In your copy, include every line of the listing below exactly but none of the pictures.

[Dataset records]
>> Start

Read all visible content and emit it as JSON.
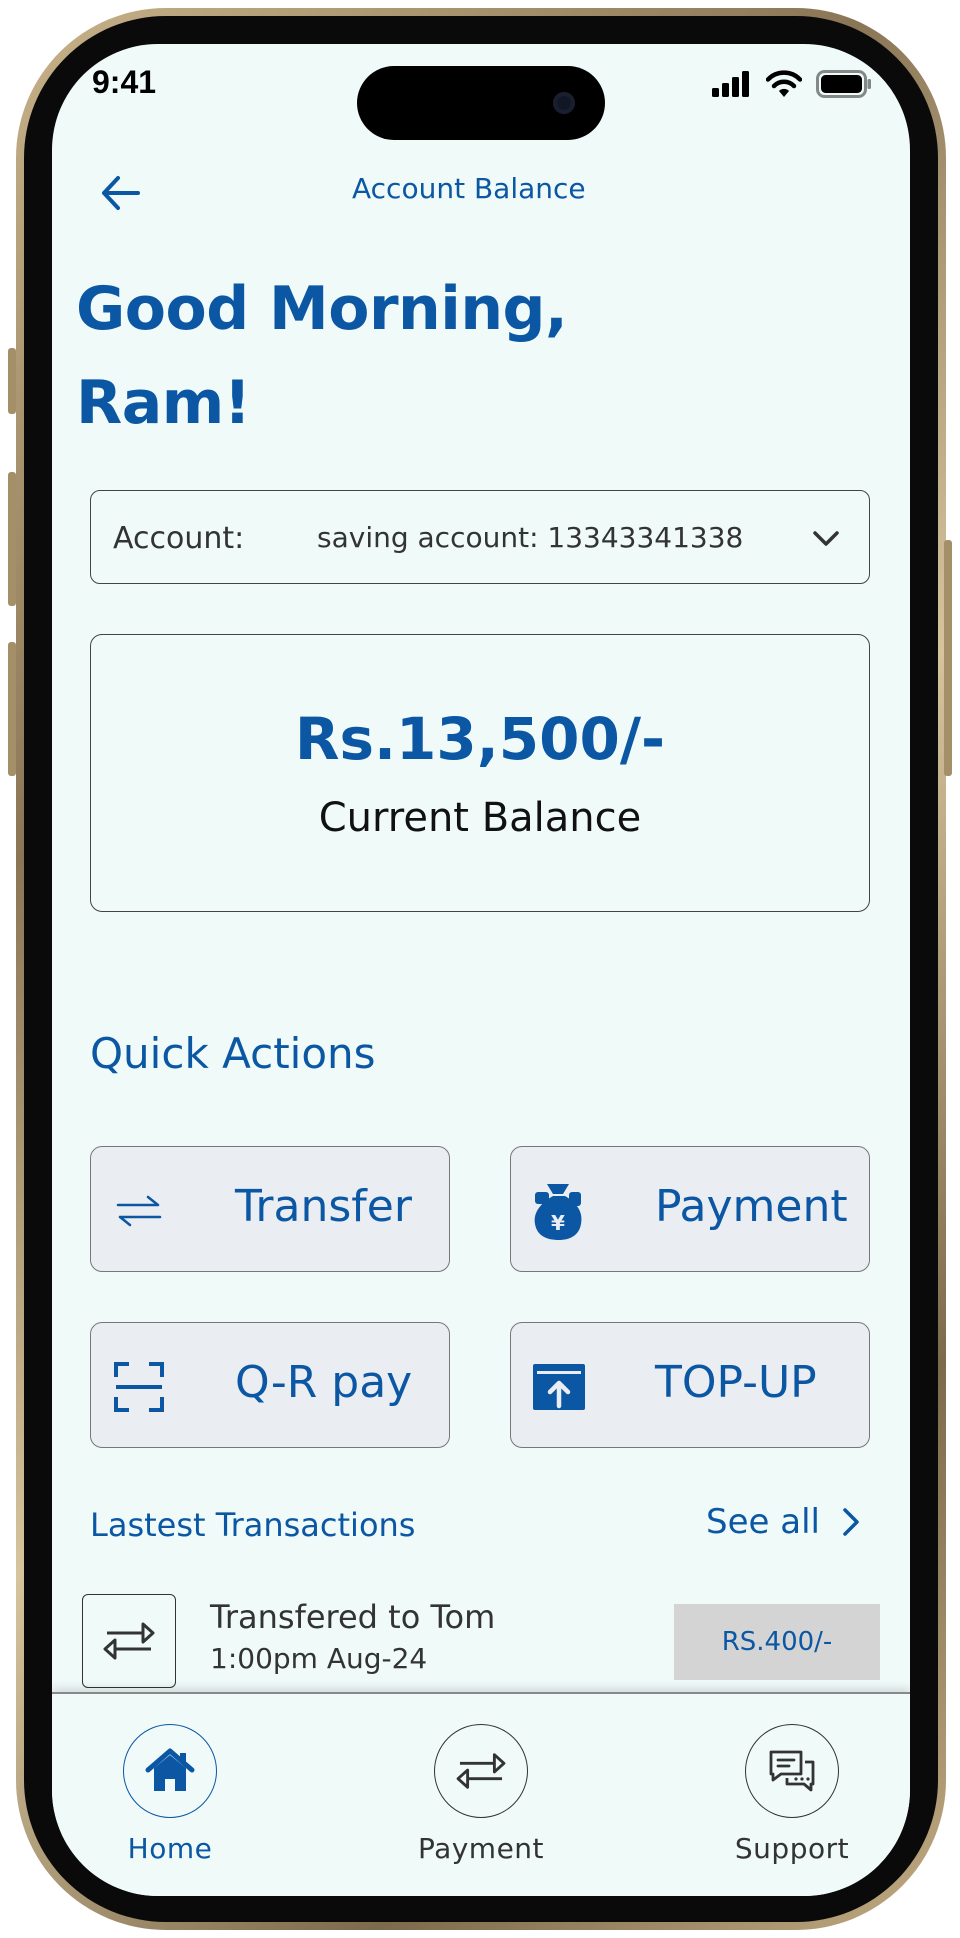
{
  "status_bar": {
    "time": "9:41"
  },
  "header": {
    "title": "Account Balance"
  },
  "greeting": {
    "line1": "Good Morning,",
    "line2": "Ram!"
  },
  "account": {
    "label": "Account:",
    "value": "saving account: 13343341338"
  },
  "balance": {
    "amount": "Rs.13,500/-",
    "label": "Current Balance"
  },
  "quick_actions": {
    "title": "Quick Actions",
    "items": [
      {
        "label": "Transfer",
        "icon": "transfer-arrows-icon"
      },
      {
        "label": "Payment",
        "icon": "money-bag-icon"
      },
      {
        "label": "Q-R pay",
        "icon": "qr-scan-icon"
      },
      {
        "label": "TOP-UP",
        "icon": "top-up-icon"
      }
    ]
  },
  "transactions": {
    "title": "Lastest Transactions",
    "see_all": "See all",
    "items": [
      {
        "name": "Transfered to Tom",
        "time": "1:00pm Aug-24",
        "amount": "RS.400/-"
      }
    ]
  },
  "nav": {
    "items": [
      {
        "label": "Home",
        "icon": "home-icon",
        "active": true
      },
      {
        "label": "Payment",
        "icon": "transfer-arrows-icon",
        "active": false
      },
      {
        "label": "Support",
        "icon": "chat-support-icon",
        "active": false
      }
    ]
  },
  "colors": {
    "accent": "#0b57a4",
    "background": "#effaf9",
    "card": "#eaedf2"
  }
}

>> End

EXERCISE SOLUTION:
Read all visible content and emit it as JSON.
{
  "status_bar": {
    "time": "9:41"
  },
  "header": {
    "title": "Account Balance"
  },
  "greeting": {
    "line1": "Good Morning,",
    "line2": "Ram!"
  },
  "account": {
    "label": "Account:",
    "value": "saving account: 13343341338"
  },
  "balance": {
    "amount": "Rs.13,500/-",
    "label": "Current Balance"
  },
  "quick_actions": {
    "title": "Quick Actions",
    "items": [
      {
        "label": "Transfer",
        "icon": "transfer-arrows-icon"
      },
      {
        "label": "Payment",
        "icon": "money-bag-icon"
      },
      {
        "label": "Q-R pay",
        "icon": "qr-scan-icon"
      },
      {
        "label": "TOP-UP",
        "icon": "top-up-icon"
      }
    ]
  },
  "transactions": {
    "title": "Lastest Transactions",
    "see_all": "See all",
    "items": [
      {
        "name": "Transfered to Tom",
        "time": "1:00pm Aug-24",
        "amount": "RS.400/-"
      }
    ]
  },
  "nav": {
    "items": [
      {
        "label": "Home",
        "icon": "home-icon",
        "active": true
      },
      {
        "label": "Payment",
        "icon": "transfer-arrows-icon",
        "active": false
      },
      {
        "label": "Support",
        "icon": "chat-support-icon",
        "active": false
      }
    ]
  },
  "colors": {
    "accent": "#0b57a4",
    "background": "#effaf9",
    "card": "#eaedf2"
  }
}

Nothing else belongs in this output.